Find and return each line containing "stars".

== INPUT DATA

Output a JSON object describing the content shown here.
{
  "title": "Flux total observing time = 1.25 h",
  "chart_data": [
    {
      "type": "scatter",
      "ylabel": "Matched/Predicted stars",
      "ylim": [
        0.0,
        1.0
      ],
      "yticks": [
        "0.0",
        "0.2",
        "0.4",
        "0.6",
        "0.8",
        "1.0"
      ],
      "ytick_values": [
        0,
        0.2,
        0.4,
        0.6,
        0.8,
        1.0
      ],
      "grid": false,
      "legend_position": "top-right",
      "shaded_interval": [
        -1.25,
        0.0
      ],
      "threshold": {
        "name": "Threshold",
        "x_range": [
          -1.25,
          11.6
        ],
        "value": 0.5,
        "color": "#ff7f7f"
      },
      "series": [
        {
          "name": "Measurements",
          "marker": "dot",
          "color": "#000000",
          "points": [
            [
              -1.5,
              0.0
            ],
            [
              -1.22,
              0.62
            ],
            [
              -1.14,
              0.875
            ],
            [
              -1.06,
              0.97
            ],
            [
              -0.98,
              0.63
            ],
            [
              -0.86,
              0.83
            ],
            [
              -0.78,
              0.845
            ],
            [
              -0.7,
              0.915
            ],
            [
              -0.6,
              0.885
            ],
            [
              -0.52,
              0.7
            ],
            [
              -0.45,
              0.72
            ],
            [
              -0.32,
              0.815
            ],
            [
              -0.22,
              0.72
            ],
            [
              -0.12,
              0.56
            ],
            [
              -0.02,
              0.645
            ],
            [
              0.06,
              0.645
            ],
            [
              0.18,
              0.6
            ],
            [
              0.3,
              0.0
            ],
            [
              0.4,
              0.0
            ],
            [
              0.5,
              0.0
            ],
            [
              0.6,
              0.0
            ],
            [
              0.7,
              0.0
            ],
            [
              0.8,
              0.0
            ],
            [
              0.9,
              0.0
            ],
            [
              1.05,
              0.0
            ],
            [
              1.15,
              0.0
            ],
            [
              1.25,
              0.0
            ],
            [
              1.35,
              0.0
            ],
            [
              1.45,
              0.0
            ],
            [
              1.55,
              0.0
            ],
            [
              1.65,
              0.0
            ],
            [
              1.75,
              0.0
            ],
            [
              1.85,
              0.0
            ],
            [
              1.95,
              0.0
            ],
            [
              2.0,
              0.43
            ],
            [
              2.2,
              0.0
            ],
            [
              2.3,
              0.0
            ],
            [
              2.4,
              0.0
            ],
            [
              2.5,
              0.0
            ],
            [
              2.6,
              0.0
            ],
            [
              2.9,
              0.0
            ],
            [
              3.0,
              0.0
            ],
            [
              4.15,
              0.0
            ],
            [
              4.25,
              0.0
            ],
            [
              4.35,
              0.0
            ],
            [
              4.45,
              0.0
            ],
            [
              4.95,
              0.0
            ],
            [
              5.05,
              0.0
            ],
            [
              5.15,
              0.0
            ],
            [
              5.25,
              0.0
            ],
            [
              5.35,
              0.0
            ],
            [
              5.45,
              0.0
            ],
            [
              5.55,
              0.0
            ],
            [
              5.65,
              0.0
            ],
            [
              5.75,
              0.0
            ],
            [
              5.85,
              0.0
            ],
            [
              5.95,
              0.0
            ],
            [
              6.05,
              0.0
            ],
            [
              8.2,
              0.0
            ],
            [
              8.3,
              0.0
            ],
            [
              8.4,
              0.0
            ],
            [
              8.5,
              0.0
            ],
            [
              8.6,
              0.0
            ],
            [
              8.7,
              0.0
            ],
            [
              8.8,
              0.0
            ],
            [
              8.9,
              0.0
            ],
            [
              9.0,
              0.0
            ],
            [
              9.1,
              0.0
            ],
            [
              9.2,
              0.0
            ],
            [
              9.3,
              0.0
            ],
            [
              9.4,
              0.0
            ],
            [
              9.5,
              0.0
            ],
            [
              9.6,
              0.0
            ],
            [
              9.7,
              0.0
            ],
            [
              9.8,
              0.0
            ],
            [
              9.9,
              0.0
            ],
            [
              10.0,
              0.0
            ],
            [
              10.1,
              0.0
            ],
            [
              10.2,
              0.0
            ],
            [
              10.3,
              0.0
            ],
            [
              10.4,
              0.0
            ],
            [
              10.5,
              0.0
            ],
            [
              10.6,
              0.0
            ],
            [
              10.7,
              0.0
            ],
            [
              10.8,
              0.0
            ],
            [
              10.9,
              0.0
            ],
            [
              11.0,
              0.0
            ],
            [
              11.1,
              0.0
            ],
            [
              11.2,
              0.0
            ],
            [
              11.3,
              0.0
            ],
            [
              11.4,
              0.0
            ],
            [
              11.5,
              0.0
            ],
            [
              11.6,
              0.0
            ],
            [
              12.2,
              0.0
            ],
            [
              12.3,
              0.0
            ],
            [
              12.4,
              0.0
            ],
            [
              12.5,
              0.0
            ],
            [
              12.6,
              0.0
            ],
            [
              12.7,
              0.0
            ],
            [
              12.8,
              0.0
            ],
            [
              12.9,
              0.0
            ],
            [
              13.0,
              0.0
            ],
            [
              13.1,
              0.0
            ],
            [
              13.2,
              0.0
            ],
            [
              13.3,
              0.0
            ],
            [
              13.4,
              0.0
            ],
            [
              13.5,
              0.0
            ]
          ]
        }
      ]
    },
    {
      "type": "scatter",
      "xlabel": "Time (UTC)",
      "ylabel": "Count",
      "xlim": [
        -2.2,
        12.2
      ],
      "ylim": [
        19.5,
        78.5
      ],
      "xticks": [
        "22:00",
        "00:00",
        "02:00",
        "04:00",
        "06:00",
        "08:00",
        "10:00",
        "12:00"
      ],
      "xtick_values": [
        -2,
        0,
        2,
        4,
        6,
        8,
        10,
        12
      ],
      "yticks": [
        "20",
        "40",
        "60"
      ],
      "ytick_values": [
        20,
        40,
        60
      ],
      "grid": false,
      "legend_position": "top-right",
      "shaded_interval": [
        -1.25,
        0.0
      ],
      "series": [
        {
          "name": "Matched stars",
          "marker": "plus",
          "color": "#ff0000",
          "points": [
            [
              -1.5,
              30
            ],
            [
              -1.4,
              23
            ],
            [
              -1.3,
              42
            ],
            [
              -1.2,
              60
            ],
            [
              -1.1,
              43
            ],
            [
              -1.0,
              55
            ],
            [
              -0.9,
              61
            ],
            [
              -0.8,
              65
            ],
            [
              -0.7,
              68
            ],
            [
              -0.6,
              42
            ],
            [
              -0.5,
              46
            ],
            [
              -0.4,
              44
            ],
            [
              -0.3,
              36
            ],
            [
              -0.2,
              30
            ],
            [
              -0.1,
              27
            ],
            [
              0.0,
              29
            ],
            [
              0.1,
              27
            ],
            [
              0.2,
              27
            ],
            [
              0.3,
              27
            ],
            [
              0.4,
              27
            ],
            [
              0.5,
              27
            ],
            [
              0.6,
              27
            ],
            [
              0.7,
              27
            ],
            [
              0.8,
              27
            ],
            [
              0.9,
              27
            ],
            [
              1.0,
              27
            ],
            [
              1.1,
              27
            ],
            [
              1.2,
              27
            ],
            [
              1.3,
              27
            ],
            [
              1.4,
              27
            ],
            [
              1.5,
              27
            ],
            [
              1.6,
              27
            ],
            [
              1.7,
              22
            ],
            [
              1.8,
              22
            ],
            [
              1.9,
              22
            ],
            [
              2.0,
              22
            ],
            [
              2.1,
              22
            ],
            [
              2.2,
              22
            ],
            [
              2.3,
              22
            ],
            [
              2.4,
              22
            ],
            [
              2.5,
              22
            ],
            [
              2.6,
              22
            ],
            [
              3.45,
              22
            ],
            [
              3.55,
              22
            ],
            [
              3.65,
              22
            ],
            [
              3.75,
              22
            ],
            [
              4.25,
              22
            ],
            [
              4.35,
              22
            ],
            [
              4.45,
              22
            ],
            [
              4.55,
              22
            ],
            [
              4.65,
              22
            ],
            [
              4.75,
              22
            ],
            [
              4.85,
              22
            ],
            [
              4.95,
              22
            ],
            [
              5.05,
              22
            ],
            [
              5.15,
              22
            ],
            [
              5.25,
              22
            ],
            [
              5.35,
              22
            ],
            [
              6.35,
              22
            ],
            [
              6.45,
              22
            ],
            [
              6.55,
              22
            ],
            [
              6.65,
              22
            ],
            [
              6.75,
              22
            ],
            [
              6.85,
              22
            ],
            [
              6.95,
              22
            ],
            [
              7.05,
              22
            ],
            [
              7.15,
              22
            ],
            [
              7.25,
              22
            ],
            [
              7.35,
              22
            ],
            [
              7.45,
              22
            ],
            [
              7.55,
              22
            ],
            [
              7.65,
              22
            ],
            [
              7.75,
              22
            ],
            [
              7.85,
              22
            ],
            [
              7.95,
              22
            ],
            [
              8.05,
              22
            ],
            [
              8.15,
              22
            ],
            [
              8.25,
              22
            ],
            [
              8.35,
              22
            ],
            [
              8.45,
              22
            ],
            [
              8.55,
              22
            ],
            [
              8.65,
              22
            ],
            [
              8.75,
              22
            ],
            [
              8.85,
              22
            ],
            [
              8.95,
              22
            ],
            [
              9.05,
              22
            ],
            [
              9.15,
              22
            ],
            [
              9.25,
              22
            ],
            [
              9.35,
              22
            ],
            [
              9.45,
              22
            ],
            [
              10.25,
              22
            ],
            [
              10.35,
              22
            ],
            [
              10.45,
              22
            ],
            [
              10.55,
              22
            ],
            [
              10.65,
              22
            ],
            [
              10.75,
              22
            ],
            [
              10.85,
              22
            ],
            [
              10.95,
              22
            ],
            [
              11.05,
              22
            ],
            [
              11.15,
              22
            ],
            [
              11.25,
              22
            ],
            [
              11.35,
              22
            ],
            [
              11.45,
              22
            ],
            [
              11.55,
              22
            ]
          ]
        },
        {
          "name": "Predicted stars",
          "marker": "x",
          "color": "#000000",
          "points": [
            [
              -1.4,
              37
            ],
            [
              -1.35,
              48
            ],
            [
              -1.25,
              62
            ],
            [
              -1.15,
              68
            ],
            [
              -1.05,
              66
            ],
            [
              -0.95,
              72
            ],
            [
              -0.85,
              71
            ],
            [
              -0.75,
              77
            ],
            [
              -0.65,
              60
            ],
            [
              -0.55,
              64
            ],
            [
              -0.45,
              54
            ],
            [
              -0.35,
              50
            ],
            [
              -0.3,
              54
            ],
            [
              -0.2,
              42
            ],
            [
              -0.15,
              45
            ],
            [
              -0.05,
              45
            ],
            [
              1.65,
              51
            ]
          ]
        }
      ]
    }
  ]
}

====

== EXERCISE SOLUTION ==
      "ylabel": "Matched/Predicted stars",
          "name": "Matched stars",
          "name": "Predicted stars",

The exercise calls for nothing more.